[Stored data entries]
■ ■ ■ ■ ■

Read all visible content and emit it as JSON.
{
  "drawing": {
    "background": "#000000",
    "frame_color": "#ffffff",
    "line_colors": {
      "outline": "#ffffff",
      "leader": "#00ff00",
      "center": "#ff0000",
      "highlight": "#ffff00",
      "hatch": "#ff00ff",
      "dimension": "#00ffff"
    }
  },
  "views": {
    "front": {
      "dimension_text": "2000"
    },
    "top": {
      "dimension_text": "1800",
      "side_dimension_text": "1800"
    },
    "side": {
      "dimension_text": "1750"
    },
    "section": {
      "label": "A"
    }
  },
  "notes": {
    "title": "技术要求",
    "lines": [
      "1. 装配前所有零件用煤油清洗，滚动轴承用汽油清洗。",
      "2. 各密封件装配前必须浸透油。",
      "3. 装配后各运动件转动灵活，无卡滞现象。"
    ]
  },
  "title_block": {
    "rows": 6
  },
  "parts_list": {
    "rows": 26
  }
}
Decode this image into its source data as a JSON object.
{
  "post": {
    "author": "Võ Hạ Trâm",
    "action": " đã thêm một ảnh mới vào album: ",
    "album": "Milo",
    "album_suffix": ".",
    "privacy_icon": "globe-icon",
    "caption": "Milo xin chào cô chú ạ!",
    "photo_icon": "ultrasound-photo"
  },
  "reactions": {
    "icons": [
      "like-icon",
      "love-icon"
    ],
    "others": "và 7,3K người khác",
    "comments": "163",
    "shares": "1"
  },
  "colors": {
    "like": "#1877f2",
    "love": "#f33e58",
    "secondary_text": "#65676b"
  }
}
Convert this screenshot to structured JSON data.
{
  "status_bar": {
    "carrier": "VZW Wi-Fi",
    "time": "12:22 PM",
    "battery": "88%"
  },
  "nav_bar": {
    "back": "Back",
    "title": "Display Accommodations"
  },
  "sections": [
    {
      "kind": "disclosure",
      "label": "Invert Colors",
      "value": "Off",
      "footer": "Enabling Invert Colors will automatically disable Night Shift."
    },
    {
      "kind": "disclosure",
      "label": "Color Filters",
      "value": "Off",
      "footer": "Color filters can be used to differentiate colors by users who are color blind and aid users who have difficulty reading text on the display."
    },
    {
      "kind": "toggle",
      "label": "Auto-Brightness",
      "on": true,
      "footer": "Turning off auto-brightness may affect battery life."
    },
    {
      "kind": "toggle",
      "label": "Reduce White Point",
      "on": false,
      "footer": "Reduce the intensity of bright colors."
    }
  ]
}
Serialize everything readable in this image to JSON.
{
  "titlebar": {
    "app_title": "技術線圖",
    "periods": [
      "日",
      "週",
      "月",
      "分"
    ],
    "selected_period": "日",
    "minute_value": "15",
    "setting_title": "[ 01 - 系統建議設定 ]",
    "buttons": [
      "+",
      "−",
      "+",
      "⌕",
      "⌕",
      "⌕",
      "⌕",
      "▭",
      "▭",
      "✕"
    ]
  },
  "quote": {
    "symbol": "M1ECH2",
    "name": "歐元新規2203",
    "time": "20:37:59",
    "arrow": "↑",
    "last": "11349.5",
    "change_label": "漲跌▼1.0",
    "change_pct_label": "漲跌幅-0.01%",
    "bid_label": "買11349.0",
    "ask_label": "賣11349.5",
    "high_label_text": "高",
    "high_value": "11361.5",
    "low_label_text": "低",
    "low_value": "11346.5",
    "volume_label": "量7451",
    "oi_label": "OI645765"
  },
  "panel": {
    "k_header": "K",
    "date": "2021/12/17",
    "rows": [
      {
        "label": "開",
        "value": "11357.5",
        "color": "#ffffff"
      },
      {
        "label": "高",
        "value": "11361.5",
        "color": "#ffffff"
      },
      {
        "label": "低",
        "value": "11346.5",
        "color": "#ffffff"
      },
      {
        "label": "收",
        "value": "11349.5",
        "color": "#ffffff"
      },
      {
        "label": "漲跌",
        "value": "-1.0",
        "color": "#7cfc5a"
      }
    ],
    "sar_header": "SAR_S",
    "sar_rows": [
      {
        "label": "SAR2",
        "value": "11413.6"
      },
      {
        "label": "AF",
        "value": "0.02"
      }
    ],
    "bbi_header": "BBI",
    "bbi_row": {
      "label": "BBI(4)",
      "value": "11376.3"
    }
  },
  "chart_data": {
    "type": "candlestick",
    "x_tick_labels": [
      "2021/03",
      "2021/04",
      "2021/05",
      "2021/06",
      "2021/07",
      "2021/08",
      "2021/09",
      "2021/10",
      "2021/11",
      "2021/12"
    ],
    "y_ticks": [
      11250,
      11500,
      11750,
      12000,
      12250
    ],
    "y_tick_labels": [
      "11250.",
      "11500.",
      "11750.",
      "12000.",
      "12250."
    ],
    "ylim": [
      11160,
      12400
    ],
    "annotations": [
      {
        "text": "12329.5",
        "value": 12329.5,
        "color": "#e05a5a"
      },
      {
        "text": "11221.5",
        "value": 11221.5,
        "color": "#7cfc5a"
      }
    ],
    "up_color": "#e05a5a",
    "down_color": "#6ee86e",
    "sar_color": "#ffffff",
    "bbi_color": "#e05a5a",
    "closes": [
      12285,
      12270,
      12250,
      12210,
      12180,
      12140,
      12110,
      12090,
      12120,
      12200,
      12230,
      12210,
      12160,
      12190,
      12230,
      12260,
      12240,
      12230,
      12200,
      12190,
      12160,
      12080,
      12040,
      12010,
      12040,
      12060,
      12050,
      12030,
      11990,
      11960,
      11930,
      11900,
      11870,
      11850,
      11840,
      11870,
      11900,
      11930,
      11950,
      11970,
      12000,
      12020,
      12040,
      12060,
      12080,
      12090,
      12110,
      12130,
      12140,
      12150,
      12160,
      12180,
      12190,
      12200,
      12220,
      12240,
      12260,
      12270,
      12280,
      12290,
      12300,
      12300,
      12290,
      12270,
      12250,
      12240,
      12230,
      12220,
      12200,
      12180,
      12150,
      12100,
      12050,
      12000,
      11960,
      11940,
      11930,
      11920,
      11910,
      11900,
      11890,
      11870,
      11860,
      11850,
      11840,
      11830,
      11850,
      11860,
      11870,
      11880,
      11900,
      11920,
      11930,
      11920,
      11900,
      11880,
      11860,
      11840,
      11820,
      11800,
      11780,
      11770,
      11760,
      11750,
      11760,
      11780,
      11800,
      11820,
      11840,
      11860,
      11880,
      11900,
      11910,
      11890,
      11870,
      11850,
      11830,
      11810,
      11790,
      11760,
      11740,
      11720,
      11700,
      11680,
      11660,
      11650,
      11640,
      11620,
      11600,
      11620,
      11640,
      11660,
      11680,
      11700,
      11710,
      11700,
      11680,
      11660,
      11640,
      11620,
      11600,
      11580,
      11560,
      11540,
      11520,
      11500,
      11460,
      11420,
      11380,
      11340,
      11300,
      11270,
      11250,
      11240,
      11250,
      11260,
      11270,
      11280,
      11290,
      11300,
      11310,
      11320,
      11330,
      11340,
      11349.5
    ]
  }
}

■ ■ ■ ■ ■

→ Task goal
Where a line holds "Invert", copy that line.

→ Output for this exercise
      "label": "Invert Colors",
      "footer": "Enabling Invert Colors will automatically disable Night Shift."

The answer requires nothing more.